--- What you have to do ---
Starting with the line containing "hamburger-icon [623,97,667,101]" and continuing through the line containing "column-header-value: Value [365,254,517,330]", reproduce those lines with "horizontal-scrollbar" renamed to "horizontal-scroller" and everything else unchanged.

--- Information provided ---
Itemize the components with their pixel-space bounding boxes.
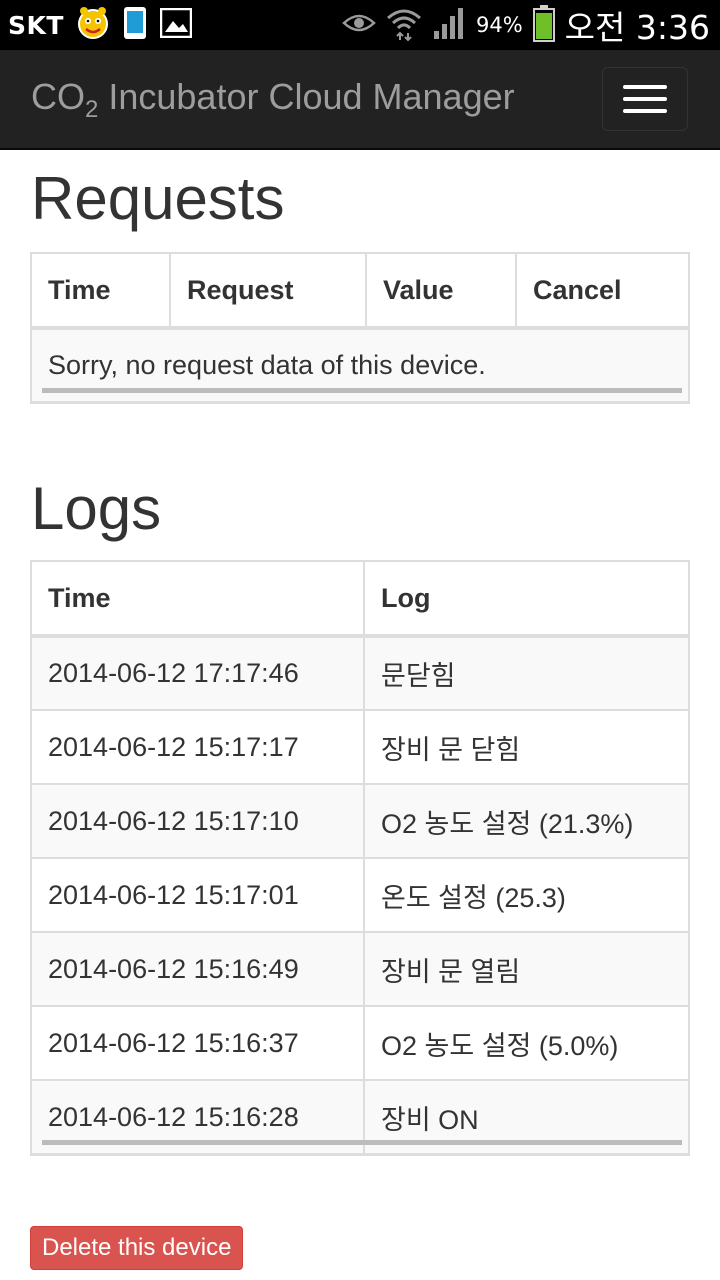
hamburger-icon [623,97,667,101]
signal-icon [432,7,466,43]
table-row: 2014-06-12 17:17:46 문닫힘 [32,635,688,711]
delete-device-button[interactable]: Delete this device [30,1226,244,1270]
eye-icon [342,11,376,39]
log-time-cell: 2014-06-12 15:17:17 [32,709,365,785]
logs-table: Time Log 2014-06-12 17:17:46 문닫힘 2014-06-1… [30,560,690,1156]
column-header-log: Log [363,562,688,638]
table-header-row: Time Log [32,562,688,638]
status-bar-left: SKT [8,0,193,50]
status-bar: SKT 94% 오전 3:36 [0,0,720,50]
battery-icon [532,5,555,42]
horizontal-scrollbar[interactable] [42,1140,682,1145]
column-header-time: Time [32,562,365,638]
carrier-label: SKT [8,10,64,40]
table-row: 2014-06-12 15:16:37 O2 농도 설정 (5.0%) [32,1005,688,1081]
table-row: 2014-06-12 15:17:10 O2 농도 설정 (21.3%) [32,783,688,859]
horizontal-scrollbar[interactable] [42,388,682,393]
column-header-value: Value [365,254,517,330]
column-header-request: Request [169,254,367,330]
brand-suffix: Incubator Cloud Manager [98,76,515,117]
clock: 오전 3:36 [564,8,710,47]
logs-table-body: 2014-06-12 17:17:46 문닫힘 2014-06-12 15:17:1… [32,635,688,1154]
table-row: 2014-06-12 15:17:17 장비 문 닫힘 [32,709,688,785]
brand-prefix: CO [31,76,85,117]
requests-heading: Requests [31,165,285,232]
navbar: CO2 Incubator Cloud Manager [0,50,720,150]
table-header-row: Time Request Value Cancel [32,254,688,330]
log-time-cell: 2014-06-12 17:17:46 [32,635,365,711]
log-time-cell: 2014-06-12 15:16:49 [32,931,365,1007]
log-message-cell: 문닫힘 [363,635,688,711]
status-bar-right: 94% 오전 3:36 [342,0,710,50]
wifi-icon [386,5,422,45]
log-time-cell: 2014-06-12 15:17:10 [32,783,365,859]
log-message-cell: O2 농도 설정 (21.3%) [363,783,688,859]
column-header-time: Time [32,254,171,330]
log-time-cell: 2014-06-12 15:16:37 [32,1005,365,1081]
log-time-cell: 2014-06-12 15:17:01 [32,857,365,933]
column-header-cancel: Cancel [515,254,688,330]
image-icon [159,7,193,42]
brand-link[interactable]: CO2 Incubator Cloud Manager [31,76,515,124]
menu-toggle-button[interactable] [602,67,688,131]
table-row: 2014-06-12 15:16:49 장비 문 열림 [32,931,688,1007]
battery-percent: 94% [475,13,523,37]
phone-icon [122,6,148,44]
alarm-app-icon [76,6,110,44]
hamburger-icon [623,109,667,113]
log-message-cell: 온도 설정 (25.3) [363,857,688,933]
log-message-cell: 장비 문 닫힘 [363,709,688,785]
logs-heading: Logs [31,475,162,542]
log-message-cell: 장비 문 열림 [363,931,688,1007]
requests-table: Time Request Value Cancel Sorry, no requ… [30,252,690,404]
brand-subscript: 2 [85,96,99,123]
battery-level-fill [535,12,552,39]
log-message-cell: O2 농도 설정 (5.0%) [363,1005,688,1081]
hamburger-icon [623,85,667,89]
table-row: 2014-06-12 15:17:01 온도 설정 (25.3) [32,857,688,933]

--- Written answer ---
hamburger-icon [623,97,667,101]
signal-icon [432,7,466,43]
table-row: 2014-06-12 17:17:46 문닫힘 [32,635,688,711]
delete-device-button[interactable]: Delete this device [30,1226,244,1270]
eye-icon [342,11,376,39]
log-time-cell: 2014-06-12 15:17:17 [32,709,365,785]
logs-table: Time Log 2014-06-12 17:17:46 문닫힘 2014-06-1… [30,560,690,1156]
column-header-log: Log [363,562,688,638]
table-header-row: Time Log [32,562,688,638]
status-bar-left: SKT [8,0,193,50]
status-bar: SKT 94% 오전 3:36 [0,0,720,50]
battery-icon [532,5,555,42]
horizontal-scroller[interactable] [42,1140,682,1145]
column-header-time: Time [32,562,365,638]
carrier-label: SKT [8,10,64,40]
table-row: 2014-06-12 15:16:37 O2 농도 설정 (5.0%) [32,1005,688,1081]
table-row: 2014-06-12 15:17:10 O2 농도 설정 (21.3%) [32,783,688,859]
horizontal-scroller[interactable] [42,388,682,393]
column-header-value: Value [365,254,517,330]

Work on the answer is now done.